--- MATERIAL PROVIDED ---
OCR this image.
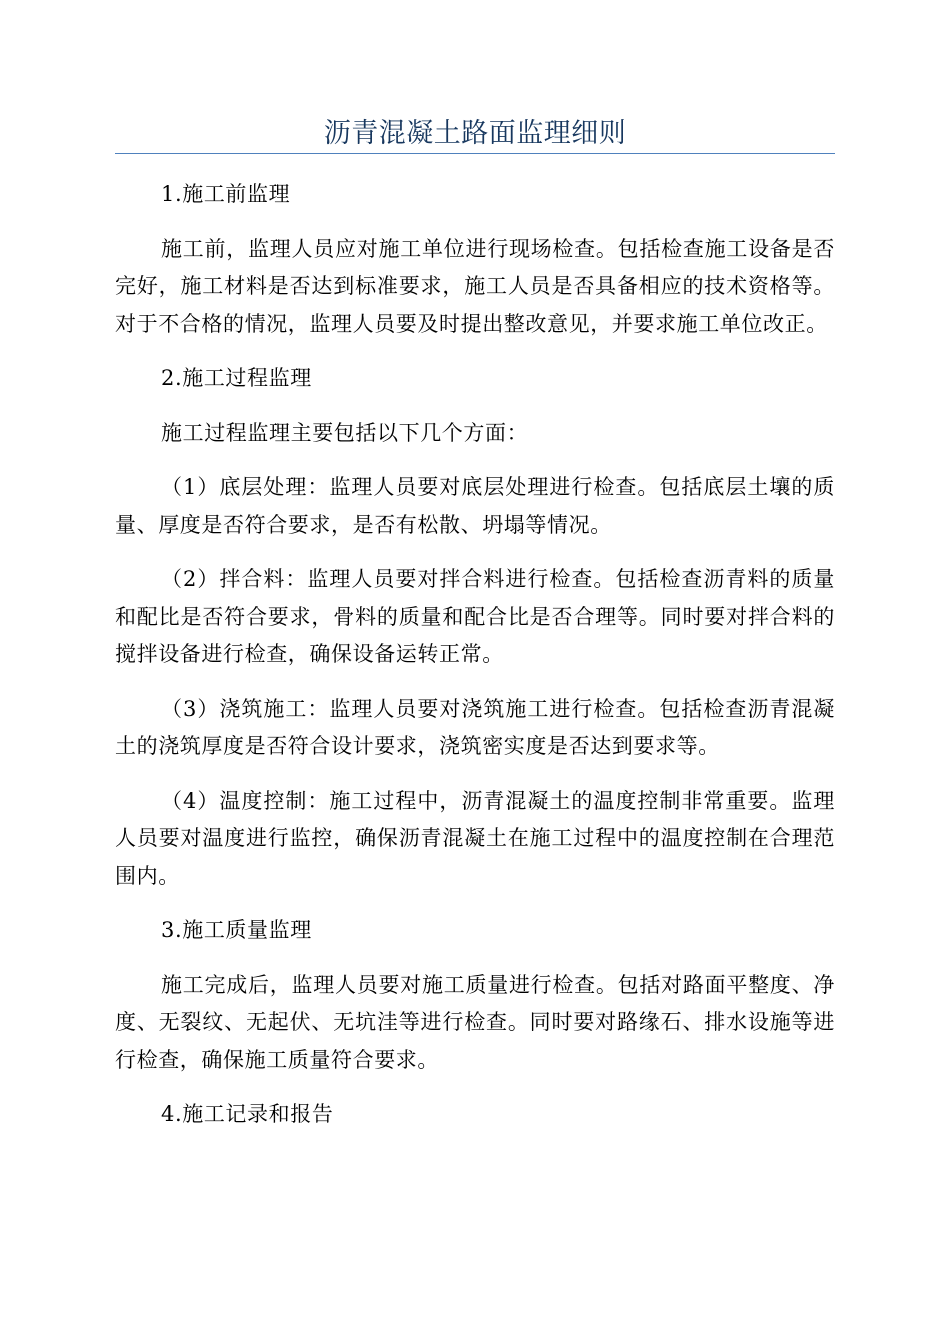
沥青混凝土路面监理细则

1.施工前监理

施工前，监理人员应对施工单位进行现场检查。包括检查施工设备是否完好，施工材料是否达到标准要求，施工人员是否具备相应的技术资格等。对于不合格的情况，监理人员要及时提出整改意见，并要求施工单位改正。

2.施工过程监理

施工过程监理主要包括以下几个方面：

（1）底层处理：监理人员要对底层处理进行检查。包括底层土壤的质量、厚度是否符合要求，是否有松散、坍塌等情况。

（2）拌合料：监理人员要对拌合料进行检查。包括检查沥青料的质量和配比是否符合要求，骨料的质量和配合比是否合理等。同时要对拌合料的搅拌设备进行检查，确保设备运转正常。

（3）浇筑施工：监理人员要对浇筑施工进行检查。包括检查沥青混凝土的浇筑厚度是否符合设计要求，浇筑密实度是否达到要求等。

（4）温度控制：施工过程中，沥青混凝土的温度控制非常重要。监理人员要对温度进行监控，确保沥青混凝土在施工过程中的温度控制在合理范围内。

3.施工质量监理

施工完成后，监理人员要对施工质量进行检查。包括对路面平整度、净度、无裂纹、无起伏、无坑洼等进行检查。同时要对路缘石、排水设施等进行检查，确保施工质量符合要求。

4.施工记录和报告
---
=== TO BE DONE ===
Quote the material word for word, dropping any images it holds.

=== EXERCISE SOLUTION ===
OCR this image.
沥青混凝土路面监理细则

1.施工前监理

施工前，监理人员应对施工单位进行现场检查。包括检查施工设备是否完好，施工材料是否达到标准要求，施工人员是否具备相应的技术资格等。对于不合格的情况，监理人员要及时提出整改意见，并要求施工单位改正。

2.施工过程监理

施工过程监理主要包括以下几个方面：

（1）底层处理：监理人员要对底层处理进行检查。包括底层土壤的质量、厚度是否符合要求，是否有松散、坍塌等情况。

（2）拌合料：监理人员要对拌合料进行检查。包括检查沥青料的质量和配比是否符合要求，骨料的质量和配合比是否合理等。同时要对拌合料的搅拌设备进行检查，确保设备运转正常。

（3）浇筑施工：监理人员要对浇筑施工进行检查。包括检查沥青混凝土的浇筑厚度是否符合设计要求，浇筑密实度是否达到要求等。

（4）温度控制：施工过程中，沥青混凝土的温度控制非常重要。监理人员要对温度进行监控，确保沥青混凝土在施工过程中的温度控制在合理范围内。

3.施工质量监理

施工完成后，监理人员要对施工质量进行检查。包括对路面平整度、净度、无裂纹、无起伏、无坑洼等进行检查。同时要对路缘石、排水设施等进行检查，确保施工质量符合要求。

4.施工记录和报告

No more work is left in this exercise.